[Task details] Pull each line holding the word "name" from the data.

--- Given records ---

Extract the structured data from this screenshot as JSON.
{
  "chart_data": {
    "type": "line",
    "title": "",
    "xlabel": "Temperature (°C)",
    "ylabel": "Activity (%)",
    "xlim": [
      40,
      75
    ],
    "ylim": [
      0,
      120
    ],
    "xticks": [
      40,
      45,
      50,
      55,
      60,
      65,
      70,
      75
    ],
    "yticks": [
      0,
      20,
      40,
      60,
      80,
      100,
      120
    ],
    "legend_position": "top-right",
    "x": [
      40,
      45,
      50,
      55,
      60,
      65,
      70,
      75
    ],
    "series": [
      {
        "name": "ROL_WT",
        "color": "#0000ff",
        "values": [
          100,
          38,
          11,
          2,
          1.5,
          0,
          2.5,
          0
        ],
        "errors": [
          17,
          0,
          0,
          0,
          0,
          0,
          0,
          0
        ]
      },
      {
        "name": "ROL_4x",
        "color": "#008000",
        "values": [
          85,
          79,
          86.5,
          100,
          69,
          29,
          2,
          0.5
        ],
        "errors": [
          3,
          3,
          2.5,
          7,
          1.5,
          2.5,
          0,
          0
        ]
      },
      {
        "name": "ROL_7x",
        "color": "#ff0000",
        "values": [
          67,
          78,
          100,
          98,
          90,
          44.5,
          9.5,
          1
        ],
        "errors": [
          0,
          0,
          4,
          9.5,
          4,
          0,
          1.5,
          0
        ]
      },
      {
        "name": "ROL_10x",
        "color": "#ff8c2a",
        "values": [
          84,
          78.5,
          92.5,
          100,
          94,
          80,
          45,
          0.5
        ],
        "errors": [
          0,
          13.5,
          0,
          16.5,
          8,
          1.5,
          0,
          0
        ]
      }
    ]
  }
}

---
--- Given records ---

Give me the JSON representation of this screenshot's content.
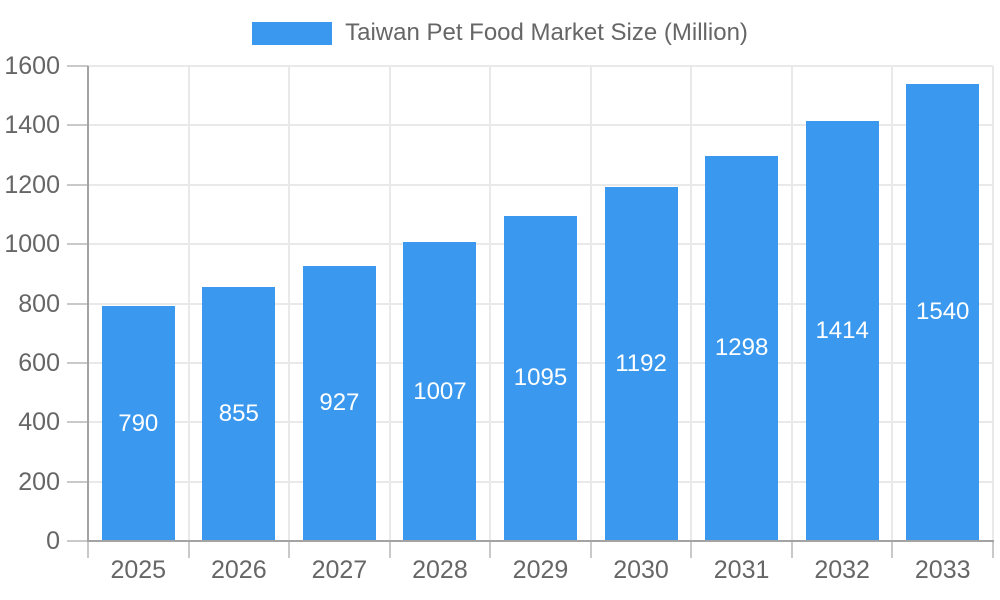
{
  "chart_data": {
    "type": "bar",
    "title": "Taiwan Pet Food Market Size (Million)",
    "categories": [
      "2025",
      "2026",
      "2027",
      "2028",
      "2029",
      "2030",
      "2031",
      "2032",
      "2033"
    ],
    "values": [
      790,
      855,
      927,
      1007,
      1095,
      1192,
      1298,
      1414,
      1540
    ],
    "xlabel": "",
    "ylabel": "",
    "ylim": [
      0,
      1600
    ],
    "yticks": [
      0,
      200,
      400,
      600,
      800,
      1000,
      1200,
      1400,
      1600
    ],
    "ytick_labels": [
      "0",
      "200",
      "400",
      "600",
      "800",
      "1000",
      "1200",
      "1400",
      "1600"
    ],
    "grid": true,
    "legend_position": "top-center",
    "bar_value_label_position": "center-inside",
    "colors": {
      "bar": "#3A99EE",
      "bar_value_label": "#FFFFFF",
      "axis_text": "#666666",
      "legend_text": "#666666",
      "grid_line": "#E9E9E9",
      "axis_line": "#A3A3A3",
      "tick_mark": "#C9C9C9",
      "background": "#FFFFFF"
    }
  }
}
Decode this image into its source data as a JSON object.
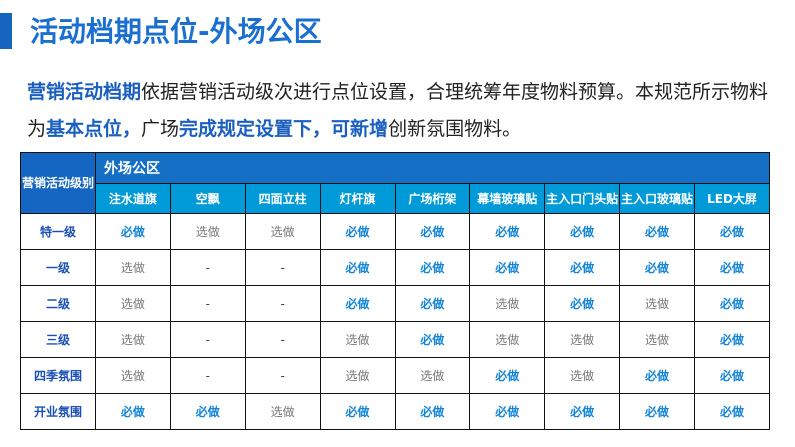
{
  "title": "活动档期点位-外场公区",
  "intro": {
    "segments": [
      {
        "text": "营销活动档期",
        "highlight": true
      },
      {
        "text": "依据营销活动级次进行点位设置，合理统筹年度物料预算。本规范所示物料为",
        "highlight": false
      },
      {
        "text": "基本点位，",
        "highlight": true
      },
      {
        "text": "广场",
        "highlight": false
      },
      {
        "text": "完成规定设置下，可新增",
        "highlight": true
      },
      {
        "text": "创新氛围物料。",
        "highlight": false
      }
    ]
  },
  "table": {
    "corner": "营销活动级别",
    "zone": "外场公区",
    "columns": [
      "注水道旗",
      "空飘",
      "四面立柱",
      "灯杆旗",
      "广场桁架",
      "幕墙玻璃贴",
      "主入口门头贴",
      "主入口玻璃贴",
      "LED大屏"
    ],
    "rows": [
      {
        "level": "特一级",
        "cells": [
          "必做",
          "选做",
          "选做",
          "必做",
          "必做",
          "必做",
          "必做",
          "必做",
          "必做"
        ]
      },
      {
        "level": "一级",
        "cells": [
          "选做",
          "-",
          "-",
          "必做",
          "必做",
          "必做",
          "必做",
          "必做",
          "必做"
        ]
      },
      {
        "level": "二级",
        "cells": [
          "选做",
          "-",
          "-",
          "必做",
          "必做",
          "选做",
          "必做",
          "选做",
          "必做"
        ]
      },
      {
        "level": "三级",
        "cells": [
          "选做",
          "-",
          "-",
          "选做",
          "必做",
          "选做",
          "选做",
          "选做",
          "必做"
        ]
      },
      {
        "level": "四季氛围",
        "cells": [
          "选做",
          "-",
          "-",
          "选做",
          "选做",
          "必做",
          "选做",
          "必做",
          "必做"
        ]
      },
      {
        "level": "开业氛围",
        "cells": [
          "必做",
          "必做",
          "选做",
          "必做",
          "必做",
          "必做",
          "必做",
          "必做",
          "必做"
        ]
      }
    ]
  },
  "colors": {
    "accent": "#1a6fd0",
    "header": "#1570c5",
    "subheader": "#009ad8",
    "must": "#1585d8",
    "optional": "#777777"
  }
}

---
--- Given records ---

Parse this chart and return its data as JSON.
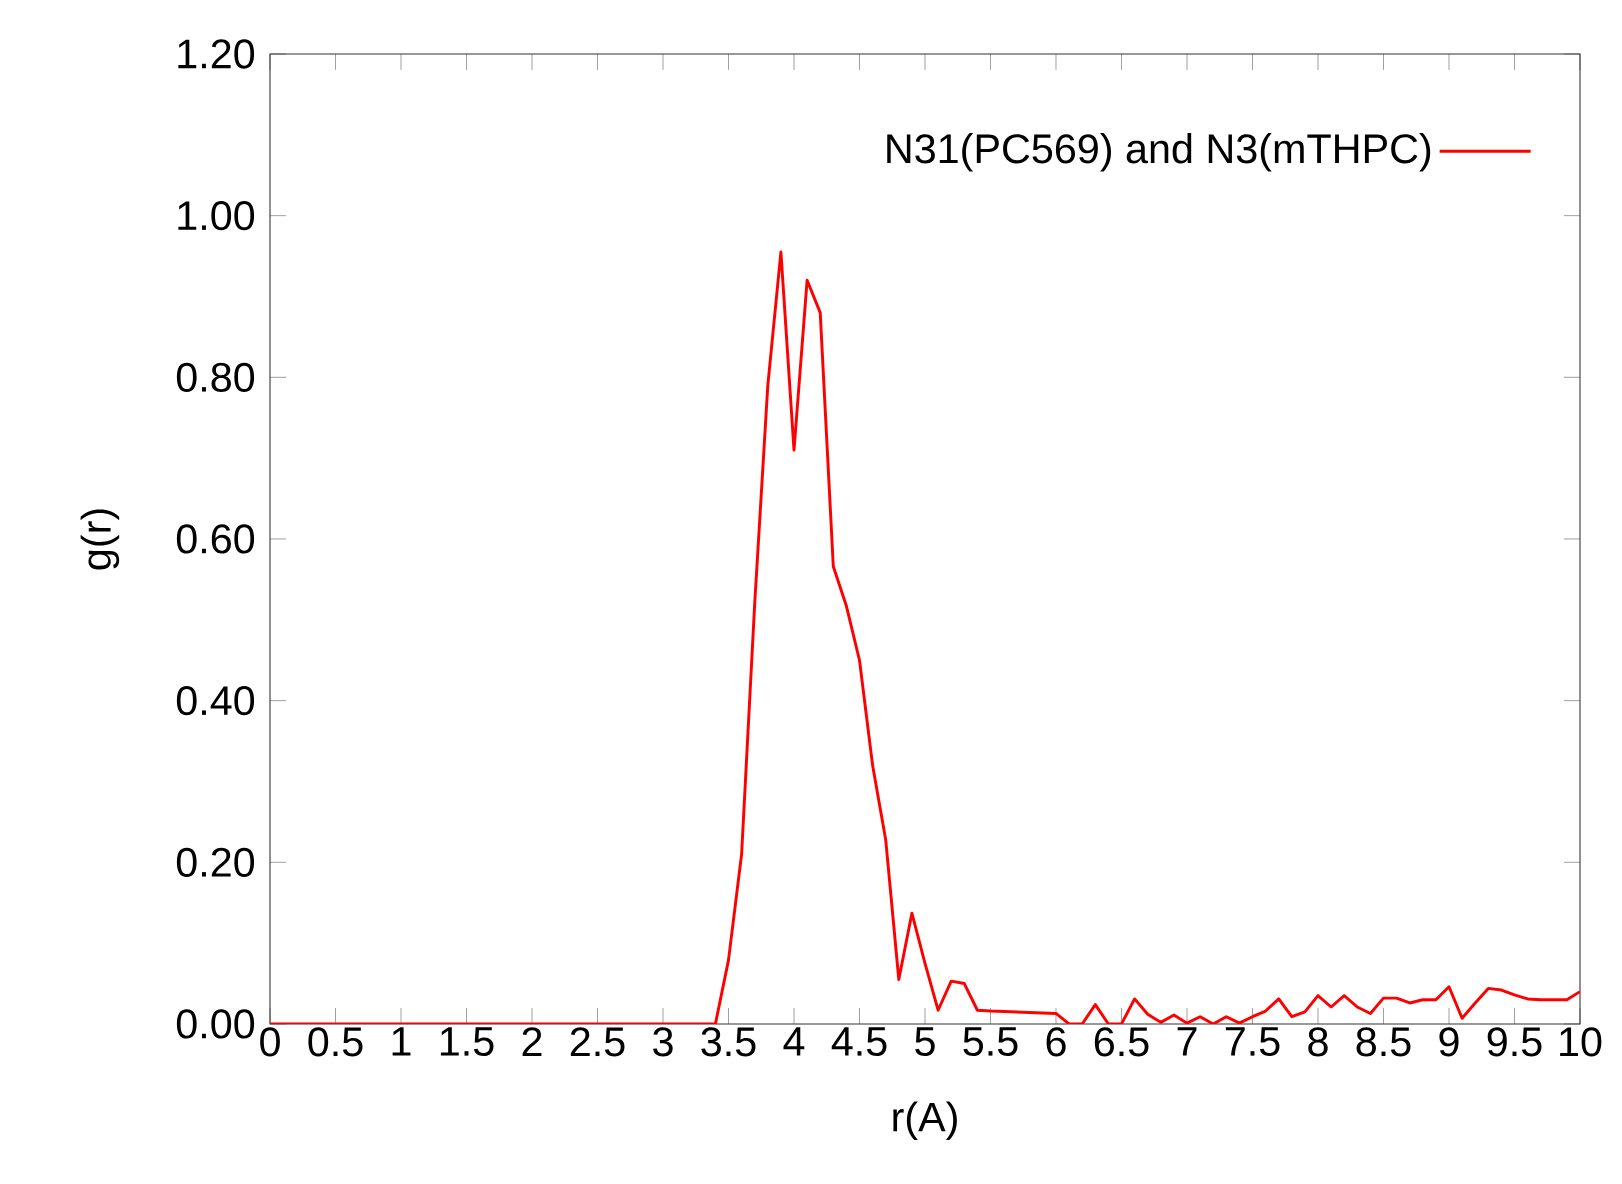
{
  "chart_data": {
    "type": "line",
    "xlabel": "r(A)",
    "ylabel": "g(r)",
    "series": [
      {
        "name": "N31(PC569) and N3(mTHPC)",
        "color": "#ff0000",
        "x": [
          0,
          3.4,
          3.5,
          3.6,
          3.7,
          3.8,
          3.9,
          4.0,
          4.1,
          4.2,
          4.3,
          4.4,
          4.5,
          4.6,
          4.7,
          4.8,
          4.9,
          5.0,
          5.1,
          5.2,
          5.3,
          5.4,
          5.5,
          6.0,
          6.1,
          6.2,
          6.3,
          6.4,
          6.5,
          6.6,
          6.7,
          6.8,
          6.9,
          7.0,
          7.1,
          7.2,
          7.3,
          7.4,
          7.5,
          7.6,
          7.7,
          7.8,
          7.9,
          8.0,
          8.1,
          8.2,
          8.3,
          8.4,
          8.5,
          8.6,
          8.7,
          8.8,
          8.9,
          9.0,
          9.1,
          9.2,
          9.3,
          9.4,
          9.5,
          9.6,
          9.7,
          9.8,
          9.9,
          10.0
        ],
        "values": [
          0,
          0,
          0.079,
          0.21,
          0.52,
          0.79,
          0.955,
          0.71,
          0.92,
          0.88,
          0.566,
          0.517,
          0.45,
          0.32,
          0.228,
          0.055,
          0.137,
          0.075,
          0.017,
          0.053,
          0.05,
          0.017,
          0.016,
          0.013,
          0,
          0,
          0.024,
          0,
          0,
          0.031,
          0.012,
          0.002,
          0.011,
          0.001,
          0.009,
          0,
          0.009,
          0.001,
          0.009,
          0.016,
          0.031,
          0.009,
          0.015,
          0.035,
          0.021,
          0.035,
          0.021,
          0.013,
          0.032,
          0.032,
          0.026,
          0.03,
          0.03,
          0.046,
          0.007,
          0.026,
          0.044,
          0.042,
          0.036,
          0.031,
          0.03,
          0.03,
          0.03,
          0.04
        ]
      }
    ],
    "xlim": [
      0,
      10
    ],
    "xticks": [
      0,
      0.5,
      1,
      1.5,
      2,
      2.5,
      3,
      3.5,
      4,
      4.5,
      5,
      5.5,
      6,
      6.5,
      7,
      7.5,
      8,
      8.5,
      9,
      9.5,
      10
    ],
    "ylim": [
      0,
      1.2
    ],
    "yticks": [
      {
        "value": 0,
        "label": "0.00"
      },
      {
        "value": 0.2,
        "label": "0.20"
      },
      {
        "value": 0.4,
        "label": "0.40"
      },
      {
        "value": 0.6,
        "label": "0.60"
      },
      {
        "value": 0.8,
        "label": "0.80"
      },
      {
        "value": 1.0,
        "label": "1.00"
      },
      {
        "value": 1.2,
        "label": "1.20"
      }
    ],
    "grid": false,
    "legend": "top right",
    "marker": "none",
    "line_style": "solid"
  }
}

---

[Full solution]
        "name": "ROL_WT",
        "name": "ROL_4x",
        "name": "ROL_7x",
        "name": "ROL_10x",
        "name": "N31(PC569) and N3(mTHPC)",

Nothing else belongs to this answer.